_Aim_:
Find the lines containing the word "para" and copy every one of them.

_Supplied records_:
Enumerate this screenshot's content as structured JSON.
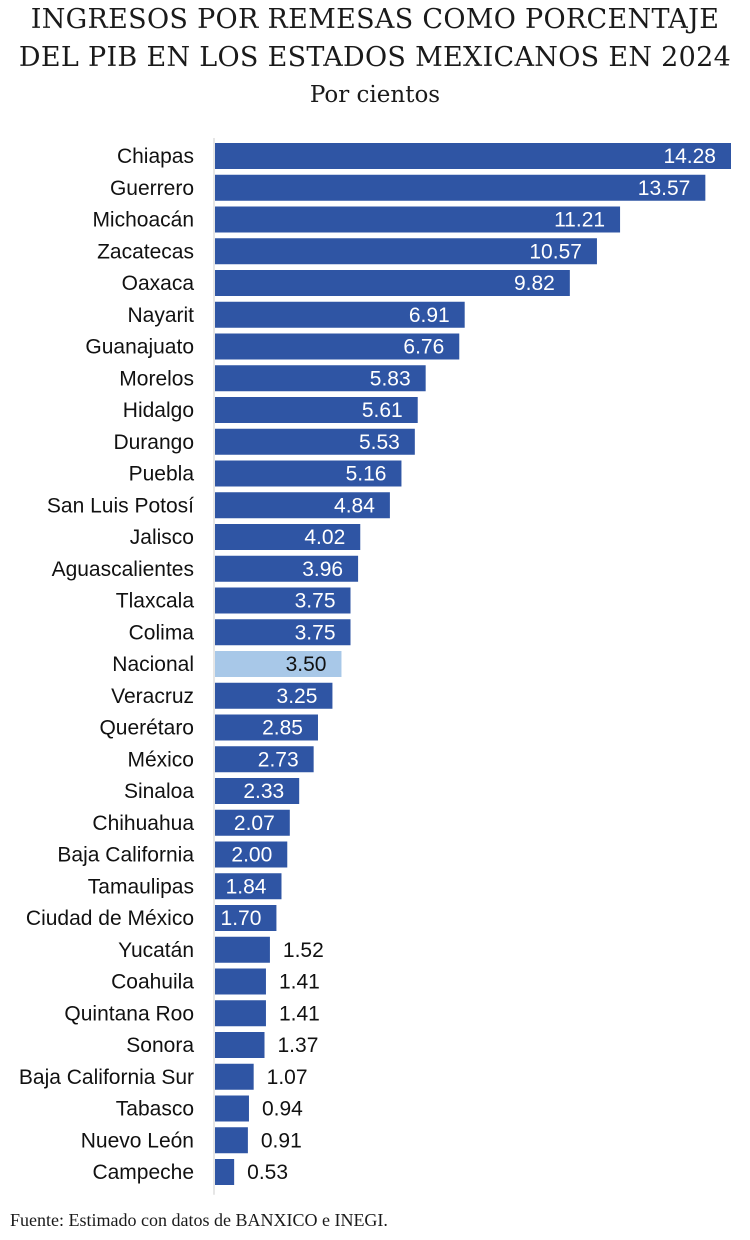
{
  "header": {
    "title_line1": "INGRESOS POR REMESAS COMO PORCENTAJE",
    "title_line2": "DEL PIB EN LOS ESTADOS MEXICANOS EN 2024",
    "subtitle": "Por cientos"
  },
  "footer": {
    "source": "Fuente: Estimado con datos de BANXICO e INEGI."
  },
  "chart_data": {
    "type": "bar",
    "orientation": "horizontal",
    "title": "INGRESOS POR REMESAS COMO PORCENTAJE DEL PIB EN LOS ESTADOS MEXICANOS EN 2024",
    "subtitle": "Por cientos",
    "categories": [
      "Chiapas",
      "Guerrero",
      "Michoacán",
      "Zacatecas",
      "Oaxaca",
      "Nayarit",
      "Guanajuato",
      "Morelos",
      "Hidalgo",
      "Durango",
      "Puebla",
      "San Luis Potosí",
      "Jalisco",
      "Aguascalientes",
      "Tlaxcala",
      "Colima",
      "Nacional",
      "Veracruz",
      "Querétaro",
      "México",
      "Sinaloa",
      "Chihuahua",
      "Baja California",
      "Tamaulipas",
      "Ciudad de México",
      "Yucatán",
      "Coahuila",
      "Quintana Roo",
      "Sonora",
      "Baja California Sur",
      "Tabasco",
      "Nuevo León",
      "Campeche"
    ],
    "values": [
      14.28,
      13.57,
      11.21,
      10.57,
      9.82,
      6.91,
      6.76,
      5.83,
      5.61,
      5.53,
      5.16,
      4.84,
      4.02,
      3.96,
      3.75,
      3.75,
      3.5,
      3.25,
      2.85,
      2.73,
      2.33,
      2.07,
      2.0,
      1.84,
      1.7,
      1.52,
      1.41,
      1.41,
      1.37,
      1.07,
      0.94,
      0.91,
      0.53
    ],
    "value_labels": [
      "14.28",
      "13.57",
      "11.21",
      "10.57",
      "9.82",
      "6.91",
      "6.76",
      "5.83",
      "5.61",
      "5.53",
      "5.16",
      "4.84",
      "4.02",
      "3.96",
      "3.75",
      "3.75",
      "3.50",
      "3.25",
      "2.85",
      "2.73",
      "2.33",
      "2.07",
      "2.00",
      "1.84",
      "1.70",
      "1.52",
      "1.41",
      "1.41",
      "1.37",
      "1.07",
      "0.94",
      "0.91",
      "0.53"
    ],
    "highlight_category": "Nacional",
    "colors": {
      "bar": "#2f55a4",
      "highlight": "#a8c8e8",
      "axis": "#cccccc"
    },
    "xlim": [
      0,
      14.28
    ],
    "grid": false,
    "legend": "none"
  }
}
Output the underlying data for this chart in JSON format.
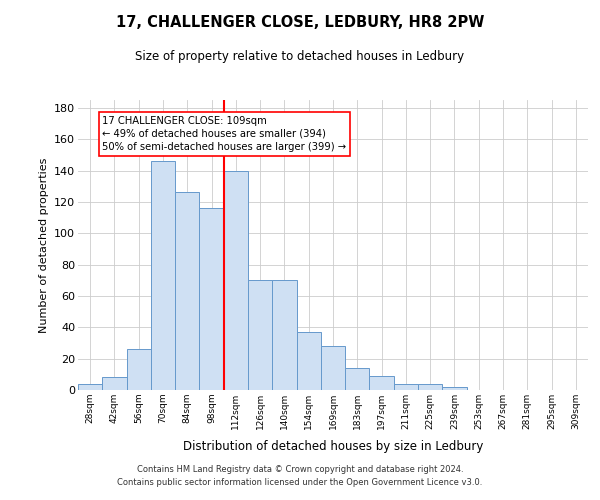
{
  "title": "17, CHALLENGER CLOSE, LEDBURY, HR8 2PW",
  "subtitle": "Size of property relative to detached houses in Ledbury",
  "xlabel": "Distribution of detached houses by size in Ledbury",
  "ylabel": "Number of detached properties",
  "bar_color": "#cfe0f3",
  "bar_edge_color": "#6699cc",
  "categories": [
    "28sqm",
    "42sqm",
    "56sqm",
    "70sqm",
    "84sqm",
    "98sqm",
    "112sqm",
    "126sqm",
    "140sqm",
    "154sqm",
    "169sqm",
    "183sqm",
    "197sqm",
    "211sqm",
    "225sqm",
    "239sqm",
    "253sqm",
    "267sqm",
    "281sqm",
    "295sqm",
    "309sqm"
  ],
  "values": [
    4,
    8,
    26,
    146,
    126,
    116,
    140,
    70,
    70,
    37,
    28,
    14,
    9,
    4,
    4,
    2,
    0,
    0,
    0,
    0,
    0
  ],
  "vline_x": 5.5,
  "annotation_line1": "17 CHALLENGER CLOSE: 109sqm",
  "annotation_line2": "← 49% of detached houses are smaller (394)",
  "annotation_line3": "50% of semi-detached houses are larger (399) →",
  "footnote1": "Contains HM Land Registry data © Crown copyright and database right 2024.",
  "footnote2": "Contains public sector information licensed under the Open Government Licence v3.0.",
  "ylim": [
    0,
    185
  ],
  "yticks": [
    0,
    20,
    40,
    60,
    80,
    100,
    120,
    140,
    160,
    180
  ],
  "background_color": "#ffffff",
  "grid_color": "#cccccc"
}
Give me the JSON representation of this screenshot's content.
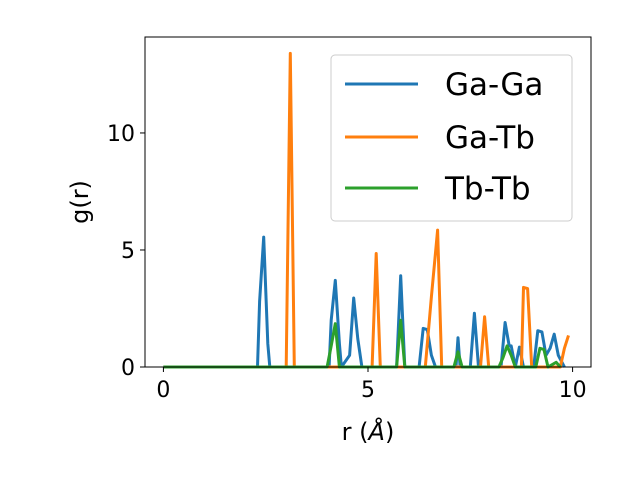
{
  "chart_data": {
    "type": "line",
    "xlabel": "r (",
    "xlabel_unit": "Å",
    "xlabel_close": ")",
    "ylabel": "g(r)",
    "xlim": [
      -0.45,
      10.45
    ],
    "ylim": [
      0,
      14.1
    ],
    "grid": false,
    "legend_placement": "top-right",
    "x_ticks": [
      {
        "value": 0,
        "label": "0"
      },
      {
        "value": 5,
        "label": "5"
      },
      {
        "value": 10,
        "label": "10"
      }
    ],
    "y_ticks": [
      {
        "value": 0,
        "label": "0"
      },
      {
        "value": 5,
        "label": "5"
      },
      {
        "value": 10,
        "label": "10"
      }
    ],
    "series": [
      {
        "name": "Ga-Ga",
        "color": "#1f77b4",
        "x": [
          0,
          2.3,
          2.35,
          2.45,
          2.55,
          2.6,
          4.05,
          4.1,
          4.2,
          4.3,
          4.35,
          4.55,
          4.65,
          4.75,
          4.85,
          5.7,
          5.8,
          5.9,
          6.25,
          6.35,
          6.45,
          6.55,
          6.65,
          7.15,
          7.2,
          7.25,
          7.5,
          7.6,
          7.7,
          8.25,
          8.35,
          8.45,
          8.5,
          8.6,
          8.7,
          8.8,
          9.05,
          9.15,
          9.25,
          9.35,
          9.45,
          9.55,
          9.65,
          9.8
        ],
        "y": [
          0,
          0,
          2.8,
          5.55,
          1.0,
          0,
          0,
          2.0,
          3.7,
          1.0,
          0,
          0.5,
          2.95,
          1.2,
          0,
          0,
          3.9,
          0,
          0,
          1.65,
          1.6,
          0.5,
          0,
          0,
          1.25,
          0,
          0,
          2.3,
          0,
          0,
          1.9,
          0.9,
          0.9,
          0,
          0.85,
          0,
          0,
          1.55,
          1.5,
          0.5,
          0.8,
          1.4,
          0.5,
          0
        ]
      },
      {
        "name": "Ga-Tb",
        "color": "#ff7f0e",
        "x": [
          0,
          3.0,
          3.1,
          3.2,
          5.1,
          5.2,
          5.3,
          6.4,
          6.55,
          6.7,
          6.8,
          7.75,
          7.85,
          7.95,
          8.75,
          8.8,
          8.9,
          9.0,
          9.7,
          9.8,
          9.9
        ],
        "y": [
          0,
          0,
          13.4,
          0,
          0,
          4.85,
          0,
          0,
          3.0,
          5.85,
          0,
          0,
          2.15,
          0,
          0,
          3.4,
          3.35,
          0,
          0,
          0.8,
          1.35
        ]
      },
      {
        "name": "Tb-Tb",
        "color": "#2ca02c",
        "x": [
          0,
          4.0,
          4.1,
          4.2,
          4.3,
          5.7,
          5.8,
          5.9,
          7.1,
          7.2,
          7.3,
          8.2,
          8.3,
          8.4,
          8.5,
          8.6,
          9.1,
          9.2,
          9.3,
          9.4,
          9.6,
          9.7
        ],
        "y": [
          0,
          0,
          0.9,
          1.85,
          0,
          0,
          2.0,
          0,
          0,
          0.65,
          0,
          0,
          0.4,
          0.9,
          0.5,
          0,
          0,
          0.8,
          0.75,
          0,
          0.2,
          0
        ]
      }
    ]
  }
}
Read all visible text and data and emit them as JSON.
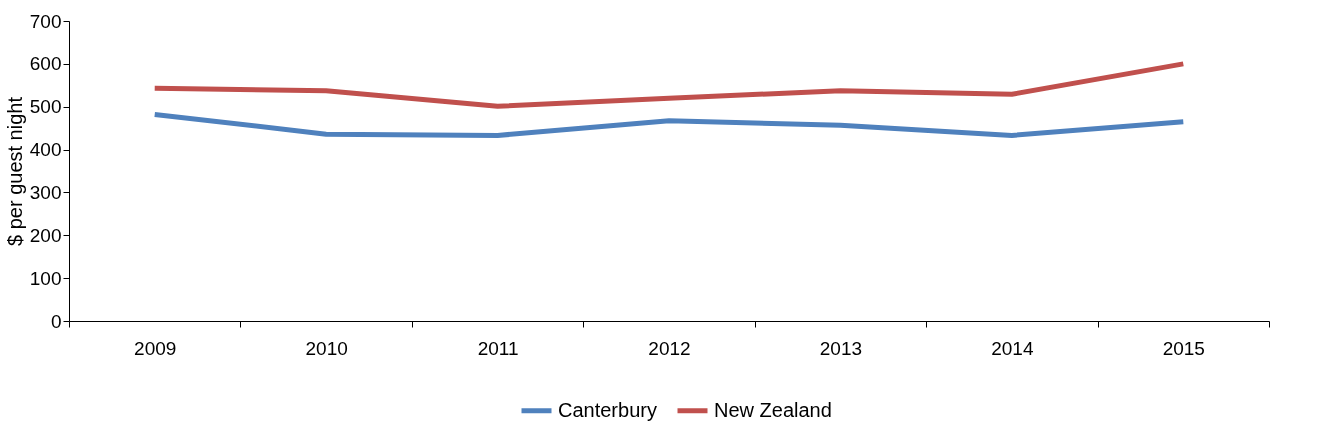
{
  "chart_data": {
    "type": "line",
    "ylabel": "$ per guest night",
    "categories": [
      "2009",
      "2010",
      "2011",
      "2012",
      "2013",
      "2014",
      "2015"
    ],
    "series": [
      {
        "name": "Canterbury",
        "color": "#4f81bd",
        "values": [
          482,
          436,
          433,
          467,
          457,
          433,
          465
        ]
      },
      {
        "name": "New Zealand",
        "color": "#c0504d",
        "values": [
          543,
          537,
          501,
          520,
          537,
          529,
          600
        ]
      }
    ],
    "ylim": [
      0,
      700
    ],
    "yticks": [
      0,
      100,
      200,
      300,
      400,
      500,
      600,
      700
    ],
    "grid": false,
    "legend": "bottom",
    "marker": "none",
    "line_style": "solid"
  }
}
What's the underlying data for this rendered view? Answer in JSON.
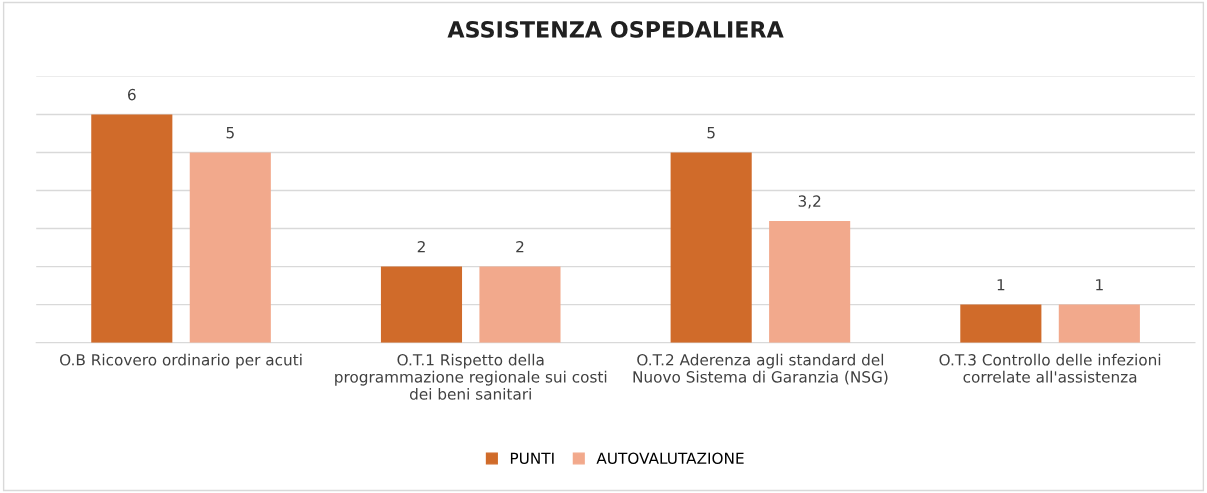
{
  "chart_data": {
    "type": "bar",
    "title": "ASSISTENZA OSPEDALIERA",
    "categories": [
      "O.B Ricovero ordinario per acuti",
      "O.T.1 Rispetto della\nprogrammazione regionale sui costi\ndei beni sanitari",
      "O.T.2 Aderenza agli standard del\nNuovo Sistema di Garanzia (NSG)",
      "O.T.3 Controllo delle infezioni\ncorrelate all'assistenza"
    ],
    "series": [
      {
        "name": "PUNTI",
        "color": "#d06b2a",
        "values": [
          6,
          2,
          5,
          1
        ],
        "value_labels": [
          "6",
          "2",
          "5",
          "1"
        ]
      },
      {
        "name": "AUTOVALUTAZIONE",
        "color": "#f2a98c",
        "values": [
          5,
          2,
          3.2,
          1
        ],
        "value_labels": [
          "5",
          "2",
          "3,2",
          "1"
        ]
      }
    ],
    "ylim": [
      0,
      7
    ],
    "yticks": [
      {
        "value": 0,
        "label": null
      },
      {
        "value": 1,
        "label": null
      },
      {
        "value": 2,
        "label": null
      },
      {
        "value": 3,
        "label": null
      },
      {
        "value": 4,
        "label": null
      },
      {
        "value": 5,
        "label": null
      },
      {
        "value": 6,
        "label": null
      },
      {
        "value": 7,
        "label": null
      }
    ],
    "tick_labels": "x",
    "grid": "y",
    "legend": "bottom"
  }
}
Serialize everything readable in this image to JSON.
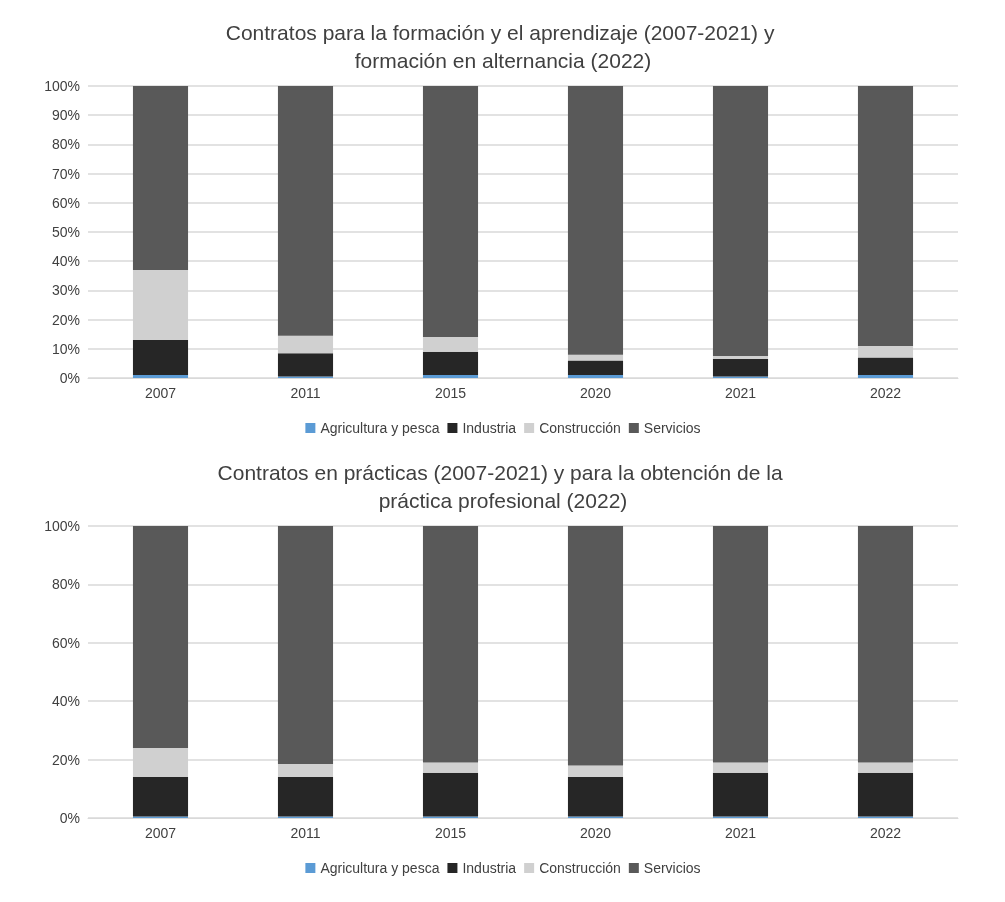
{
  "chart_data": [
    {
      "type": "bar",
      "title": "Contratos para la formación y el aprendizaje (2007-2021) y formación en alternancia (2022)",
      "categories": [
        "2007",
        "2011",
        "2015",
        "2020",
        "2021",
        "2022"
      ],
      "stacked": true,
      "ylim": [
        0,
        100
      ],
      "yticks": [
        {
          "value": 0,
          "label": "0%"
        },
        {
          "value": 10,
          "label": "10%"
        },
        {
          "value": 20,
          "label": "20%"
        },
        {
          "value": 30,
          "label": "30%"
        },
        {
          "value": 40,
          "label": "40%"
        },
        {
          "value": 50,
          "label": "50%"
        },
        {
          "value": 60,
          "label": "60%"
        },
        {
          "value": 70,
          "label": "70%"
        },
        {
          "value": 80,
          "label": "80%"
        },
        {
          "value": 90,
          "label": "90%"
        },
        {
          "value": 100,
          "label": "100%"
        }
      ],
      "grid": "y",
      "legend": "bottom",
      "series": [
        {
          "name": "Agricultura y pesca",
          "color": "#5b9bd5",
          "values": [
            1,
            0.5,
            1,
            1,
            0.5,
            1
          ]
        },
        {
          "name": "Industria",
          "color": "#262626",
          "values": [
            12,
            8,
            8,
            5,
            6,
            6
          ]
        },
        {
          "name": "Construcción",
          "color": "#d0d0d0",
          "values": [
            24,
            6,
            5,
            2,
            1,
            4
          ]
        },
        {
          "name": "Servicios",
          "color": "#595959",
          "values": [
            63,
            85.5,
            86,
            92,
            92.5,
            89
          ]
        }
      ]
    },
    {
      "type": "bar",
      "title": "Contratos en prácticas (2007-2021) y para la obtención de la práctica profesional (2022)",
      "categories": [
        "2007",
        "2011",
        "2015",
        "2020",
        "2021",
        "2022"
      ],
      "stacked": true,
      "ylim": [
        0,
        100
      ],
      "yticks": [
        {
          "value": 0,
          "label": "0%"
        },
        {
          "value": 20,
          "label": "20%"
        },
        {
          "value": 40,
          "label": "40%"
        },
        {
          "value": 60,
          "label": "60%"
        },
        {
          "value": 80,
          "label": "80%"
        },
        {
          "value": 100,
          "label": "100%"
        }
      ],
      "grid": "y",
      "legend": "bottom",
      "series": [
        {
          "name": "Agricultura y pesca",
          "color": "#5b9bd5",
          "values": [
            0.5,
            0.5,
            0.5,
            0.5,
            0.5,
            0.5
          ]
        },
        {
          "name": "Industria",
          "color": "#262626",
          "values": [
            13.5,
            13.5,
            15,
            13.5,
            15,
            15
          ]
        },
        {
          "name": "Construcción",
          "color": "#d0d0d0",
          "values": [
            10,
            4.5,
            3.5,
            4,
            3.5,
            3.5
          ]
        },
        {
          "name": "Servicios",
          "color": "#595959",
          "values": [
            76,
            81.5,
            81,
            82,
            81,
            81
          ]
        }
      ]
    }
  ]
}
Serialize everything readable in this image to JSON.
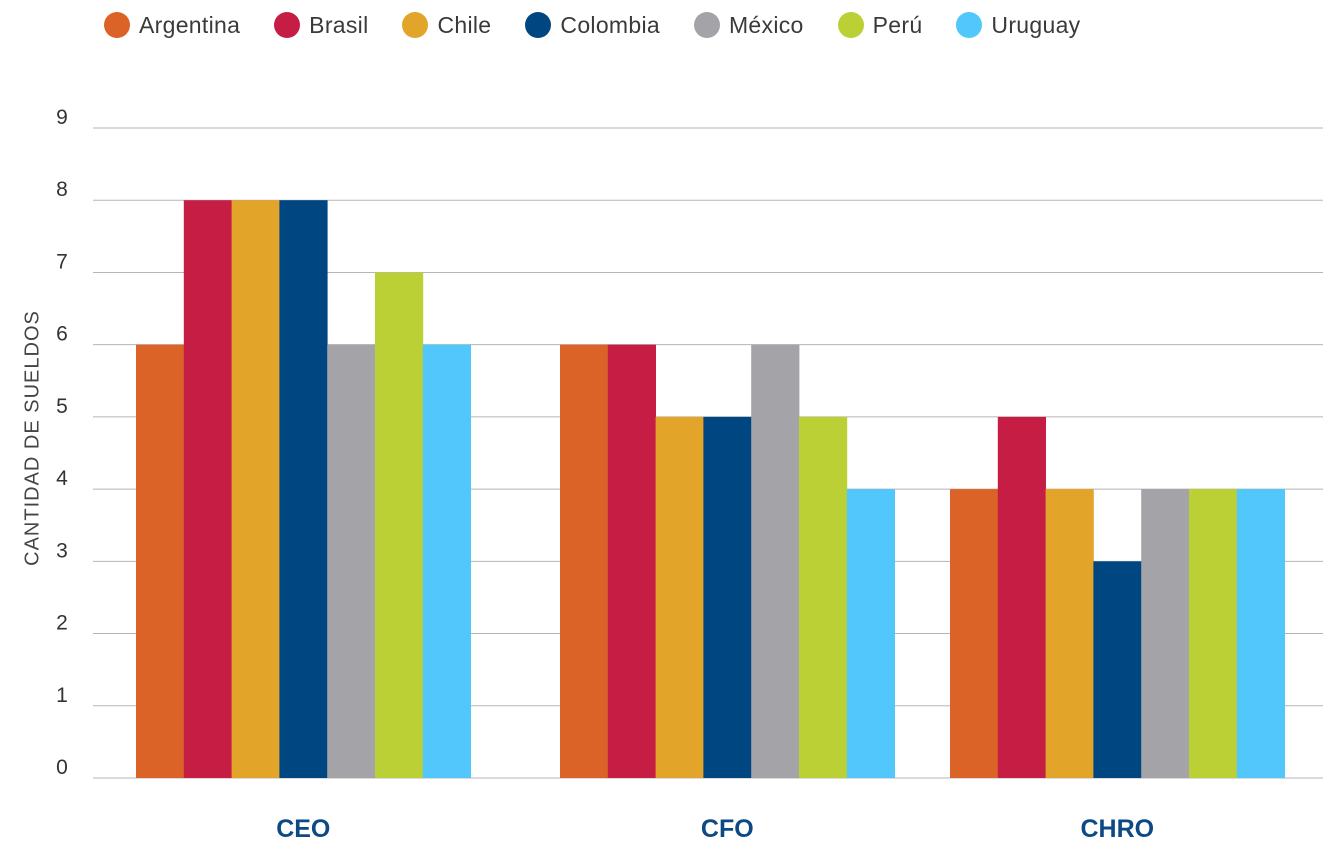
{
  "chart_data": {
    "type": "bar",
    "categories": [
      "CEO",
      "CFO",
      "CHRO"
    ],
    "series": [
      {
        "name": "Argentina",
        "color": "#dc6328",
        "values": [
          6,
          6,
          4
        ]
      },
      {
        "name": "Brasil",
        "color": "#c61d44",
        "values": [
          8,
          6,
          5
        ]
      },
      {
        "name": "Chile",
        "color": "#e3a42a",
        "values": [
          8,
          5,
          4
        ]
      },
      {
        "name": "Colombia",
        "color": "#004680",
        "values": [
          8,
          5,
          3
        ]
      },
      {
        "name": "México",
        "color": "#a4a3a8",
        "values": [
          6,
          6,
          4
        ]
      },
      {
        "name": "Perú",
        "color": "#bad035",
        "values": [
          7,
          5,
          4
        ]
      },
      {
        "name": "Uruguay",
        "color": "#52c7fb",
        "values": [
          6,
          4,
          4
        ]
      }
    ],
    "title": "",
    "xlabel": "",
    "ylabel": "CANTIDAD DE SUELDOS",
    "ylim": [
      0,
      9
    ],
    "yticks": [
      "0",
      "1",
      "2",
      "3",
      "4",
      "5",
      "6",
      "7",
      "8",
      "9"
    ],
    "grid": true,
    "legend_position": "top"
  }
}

_Full solution_:
      "title": "Contratos para la formación y el aprendizaje (2007-2021) y formación en alternancia (2022)",
      "title": "Contratos en prácticas (2007-2021) y para la obtención de la práctica profesional (2022)",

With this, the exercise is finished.